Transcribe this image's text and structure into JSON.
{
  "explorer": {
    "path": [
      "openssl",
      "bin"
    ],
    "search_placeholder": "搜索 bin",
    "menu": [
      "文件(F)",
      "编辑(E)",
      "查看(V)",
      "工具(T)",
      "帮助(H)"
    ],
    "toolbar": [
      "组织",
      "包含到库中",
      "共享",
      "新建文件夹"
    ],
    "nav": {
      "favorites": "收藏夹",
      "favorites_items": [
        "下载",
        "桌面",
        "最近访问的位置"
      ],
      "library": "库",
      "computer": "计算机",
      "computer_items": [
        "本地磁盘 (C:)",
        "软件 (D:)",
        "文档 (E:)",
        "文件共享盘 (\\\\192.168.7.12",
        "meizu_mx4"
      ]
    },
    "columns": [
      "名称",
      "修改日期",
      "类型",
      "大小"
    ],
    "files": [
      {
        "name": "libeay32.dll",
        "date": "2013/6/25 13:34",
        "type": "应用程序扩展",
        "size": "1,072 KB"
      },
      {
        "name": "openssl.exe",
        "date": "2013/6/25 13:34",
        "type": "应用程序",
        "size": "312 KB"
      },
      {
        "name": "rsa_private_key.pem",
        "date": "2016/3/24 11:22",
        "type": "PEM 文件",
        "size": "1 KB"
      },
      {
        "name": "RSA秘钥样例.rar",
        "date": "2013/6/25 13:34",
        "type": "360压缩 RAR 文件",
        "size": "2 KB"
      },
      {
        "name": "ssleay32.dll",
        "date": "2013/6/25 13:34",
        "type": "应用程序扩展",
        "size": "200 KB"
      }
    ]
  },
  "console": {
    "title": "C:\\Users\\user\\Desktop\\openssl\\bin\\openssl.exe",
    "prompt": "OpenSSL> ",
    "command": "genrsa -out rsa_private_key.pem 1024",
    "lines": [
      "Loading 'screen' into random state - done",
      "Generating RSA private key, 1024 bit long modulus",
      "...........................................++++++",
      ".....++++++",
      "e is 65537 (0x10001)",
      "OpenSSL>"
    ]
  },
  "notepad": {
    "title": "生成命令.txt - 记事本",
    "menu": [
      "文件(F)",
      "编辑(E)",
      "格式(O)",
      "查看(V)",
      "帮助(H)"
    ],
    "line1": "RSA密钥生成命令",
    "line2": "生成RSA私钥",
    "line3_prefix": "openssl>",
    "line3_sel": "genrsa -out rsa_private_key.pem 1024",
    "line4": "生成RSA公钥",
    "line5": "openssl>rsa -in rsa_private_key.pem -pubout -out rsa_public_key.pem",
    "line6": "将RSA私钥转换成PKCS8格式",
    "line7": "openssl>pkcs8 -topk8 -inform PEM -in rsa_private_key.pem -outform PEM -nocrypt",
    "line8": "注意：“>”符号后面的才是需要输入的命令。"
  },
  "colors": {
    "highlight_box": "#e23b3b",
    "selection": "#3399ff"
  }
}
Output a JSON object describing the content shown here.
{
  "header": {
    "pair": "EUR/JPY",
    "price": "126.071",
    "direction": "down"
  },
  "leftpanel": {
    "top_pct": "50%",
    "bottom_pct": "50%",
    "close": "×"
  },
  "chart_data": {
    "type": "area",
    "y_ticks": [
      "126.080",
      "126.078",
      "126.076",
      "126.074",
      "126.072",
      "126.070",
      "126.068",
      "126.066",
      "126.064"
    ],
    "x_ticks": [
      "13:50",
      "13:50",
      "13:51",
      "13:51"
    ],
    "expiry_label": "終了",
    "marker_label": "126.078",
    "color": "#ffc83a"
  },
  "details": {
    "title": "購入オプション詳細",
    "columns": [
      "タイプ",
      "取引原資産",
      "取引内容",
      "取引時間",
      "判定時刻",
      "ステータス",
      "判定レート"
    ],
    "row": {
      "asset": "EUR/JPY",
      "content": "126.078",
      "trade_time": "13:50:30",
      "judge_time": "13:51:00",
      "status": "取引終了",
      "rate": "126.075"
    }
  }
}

- [Challenge] Of the lines in the data, how many contain the word "title"? Provide the number and nothing further.

- [Result of the task] 3